[Document transcript data]
▼

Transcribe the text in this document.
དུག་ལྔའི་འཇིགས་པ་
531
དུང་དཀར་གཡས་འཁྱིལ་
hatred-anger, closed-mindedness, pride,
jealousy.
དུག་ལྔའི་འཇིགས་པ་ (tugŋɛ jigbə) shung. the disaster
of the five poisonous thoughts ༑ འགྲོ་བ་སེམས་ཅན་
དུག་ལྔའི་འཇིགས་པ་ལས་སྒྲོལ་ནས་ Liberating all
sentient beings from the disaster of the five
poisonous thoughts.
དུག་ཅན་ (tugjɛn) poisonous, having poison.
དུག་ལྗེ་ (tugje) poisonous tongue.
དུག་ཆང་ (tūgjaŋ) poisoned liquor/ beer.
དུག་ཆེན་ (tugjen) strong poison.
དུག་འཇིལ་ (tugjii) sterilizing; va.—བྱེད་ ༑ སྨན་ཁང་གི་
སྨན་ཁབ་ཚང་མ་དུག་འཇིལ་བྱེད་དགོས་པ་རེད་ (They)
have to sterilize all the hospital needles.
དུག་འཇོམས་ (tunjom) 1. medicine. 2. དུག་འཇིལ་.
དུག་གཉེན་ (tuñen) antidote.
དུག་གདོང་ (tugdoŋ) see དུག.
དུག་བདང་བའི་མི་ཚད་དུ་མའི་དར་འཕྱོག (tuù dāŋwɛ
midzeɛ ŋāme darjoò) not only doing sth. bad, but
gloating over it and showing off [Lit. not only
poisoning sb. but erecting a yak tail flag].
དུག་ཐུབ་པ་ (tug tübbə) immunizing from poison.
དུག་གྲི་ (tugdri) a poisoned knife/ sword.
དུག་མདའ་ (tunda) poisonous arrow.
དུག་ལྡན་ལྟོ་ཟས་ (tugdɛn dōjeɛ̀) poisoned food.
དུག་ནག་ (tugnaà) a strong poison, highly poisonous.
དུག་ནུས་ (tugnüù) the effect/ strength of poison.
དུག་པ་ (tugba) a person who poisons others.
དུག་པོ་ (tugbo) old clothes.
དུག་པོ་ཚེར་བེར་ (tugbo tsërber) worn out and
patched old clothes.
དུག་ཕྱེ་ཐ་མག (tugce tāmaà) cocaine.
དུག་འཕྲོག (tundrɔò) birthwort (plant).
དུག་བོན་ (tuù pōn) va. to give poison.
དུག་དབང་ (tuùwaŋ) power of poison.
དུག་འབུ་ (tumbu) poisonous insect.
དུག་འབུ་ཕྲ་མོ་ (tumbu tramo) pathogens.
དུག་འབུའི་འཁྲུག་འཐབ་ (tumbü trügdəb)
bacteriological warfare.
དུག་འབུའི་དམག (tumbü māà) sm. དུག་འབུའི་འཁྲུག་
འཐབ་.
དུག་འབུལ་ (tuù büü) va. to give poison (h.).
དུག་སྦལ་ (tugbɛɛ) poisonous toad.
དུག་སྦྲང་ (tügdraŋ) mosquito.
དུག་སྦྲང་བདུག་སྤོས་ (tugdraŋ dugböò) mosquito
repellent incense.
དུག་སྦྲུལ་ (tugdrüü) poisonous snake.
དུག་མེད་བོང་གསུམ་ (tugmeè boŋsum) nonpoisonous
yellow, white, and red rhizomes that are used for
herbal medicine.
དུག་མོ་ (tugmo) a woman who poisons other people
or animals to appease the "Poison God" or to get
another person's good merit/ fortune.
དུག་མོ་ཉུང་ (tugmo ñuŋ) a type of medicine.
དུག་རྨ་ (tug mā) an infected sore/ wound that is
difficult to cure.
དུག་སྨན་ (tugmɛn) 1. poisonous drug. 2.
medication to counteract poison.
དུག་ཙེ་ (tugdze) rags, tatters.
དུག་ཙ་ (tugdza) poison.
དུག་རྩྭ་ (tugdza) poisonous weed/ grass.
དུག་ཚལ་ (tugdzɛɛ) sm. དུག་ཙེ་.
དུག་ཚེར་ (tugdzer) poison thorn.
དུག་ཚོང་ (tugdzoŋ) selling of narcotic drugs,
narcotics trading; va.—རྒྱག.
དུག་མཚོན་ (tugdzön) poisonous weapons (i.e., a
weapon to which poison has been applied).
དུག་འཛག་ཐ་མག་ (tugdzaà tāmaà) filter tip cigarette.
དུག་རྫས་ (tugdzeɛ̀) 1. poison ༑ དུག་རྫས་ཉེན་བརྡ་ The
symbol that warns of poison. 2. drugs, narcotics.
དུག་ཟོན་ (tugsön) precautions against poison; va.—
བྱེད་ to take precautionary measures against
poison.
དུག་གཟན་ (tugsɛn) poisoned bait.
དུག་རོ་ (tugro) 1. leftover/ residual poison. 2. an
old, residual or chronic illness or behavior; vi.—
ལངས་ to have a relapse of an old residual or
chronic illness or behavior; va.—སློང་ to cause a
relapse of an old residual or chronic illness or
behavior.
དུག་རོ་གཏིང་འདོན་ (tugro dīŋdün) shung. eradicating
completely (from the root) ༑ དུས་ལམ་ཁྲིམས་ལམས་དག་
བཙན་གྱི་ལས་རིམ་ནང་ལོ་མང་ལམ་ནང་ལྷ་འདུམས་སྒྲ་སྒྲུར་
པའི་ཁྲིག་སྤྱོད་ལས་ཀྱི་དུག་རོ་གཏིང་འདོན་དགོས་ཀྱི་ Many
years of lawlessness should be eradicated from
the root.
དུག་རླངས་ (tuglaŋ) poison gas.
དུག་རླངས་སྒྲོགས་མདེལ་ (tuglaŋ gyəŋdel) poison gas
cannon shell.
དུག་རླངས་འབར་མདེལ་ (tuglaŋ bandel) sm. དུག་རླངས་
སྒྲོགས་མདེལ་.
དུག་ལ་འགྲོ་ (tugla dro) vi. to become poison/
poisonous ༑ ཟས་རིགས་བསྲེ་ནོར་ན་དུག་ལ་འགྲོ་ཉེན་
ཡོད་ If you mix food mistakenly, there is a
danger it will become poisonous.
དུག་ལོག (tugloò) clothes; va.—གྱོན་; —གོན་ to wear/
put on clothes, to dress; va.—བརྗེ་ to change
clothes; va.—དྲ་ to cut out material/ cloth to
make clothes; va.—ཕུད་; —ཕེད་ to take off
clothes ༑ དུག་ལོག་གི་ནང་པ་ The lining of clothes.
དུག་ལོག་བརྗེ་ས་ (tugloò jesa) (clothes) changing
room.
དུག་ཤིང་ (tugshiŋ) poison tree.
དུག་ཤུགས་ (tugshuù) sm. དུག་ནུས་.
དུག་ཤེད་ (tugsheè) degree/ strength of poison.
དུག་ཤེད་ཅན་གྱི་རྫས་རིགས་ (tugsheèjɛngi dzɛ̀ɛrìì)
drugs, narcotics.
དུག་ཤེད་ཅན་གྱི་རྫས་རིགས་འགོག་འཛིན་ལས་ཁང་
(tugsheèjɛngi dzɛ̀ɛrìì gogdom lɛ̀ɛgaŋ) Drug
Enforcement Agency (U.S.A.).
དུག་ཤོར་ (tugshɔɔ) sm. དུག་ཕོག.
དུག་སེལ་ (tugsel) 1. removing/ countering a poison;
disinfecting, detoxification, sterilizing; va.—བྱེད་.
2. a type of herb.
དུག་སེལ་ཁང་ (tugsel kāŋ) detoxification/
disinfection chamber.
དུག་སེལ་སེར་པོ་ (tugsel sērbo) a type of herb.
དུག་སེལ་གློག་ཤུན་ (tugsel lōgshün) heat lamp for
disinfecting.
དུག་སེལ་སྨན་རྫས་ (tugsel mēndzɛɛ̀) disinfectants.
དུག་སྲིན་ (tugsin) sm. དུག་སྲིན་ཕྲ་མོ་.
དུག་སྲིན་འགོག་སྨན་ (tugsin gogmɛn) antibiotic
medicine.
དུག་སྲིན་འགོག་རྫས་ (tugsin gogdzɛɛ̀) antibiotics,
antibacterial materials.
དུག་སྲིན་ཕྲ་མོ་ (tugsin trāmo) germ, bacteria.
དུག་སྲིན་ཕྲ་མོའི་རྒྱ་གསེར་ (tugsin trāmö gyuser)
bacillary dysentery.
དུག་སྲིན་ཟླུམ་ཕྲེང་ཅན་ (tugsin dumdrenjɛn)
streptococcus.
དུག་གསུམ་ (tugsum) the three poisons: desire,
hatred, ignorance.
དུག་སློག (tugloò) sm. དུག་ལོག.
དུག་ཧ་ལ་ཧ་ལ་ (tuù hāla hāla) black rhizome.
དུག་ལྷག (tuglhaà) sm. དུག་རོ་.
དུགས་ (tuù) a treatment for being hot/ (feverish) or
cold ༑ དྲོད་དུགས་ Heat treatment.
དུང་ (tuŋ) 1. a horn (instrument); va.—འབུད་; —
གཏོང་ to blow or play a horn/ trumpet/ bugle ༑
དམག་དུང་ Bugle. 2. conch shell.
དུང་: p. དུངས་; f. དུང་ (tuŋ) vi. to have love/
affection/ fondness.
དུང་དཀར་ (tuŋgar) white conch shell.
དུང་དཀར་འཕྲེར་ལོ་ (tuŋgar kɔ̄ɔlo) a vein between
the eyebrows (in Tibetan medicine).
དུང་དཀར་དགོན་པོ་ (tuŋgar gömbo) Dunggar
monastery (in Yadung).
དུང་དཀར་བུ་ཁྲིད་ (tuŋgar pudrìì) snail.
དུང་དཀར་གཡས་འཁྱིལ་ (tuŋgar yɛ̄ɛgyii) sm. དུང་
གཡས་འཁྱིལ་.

▲

## Aim of the exercise
Whenever a line includes the word "against", pull it out of the entries.

## Solution below
དུག་ཟོན་ (tugsön) precautions against poison; va.—
བྱེད་ to take precautionary measures against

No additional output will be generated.